Collected data entries -
%%

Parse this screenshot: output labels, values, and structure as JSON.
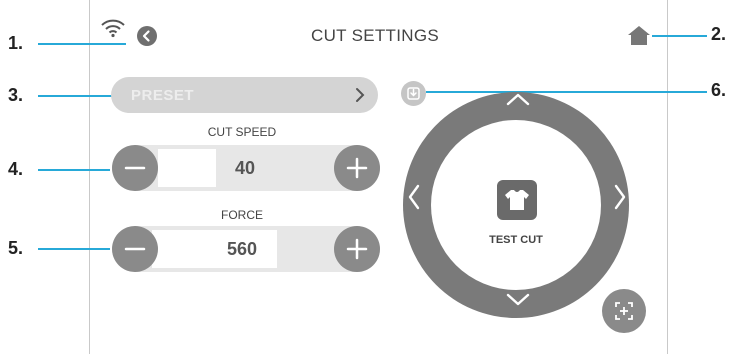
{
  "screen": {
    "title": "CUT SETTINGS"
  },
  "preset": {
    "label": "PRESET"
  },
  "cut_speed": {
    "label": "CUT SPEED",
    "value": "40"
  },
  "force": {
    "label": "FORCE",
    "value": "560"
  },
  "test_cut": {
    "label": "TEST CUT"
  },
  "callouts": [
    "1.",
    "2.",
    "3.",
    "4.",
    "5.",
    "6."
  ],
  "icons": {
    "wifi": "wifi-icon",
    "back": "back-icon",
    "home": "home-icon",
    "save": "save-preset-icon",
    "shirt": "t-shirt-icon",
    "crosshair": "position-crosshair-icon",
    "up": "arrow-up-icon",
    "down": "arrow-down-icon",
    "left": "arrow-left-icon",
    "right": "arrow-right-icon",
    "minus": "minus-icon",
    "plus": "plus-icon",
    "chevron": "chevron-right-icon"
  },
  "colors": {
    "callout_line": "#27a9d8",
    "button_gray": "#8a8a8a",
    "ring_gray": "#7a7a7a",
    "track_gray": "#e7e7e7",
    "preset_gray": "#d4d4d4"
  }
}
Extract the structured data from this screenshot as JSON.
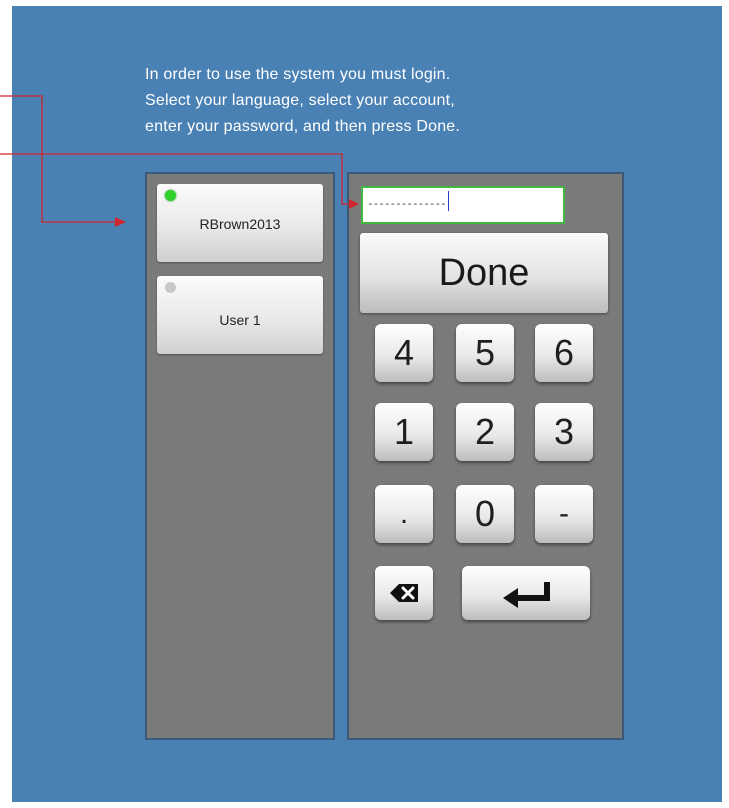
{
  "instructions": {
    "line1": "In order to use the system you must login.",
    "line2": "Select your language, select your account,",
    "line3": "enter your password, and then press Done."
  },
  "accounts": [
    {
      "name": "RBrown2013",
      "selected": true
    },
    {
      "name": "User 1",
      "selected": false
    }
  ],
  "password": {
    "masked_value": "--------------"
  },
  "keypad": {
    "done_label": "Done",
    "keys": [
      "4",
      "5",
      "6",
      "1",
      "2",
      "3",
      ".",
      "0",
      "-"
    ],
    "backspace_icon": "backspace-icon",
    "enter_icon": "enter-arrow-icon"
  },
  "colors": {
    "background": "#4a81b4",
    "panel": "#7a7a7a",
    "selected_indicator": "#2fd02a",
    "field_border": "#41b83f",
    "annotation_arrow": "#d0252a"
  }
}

%%

Instructions for the task - Each line that holds the string "right" counts once; give the total and nothing else.

Solution to the problem - 2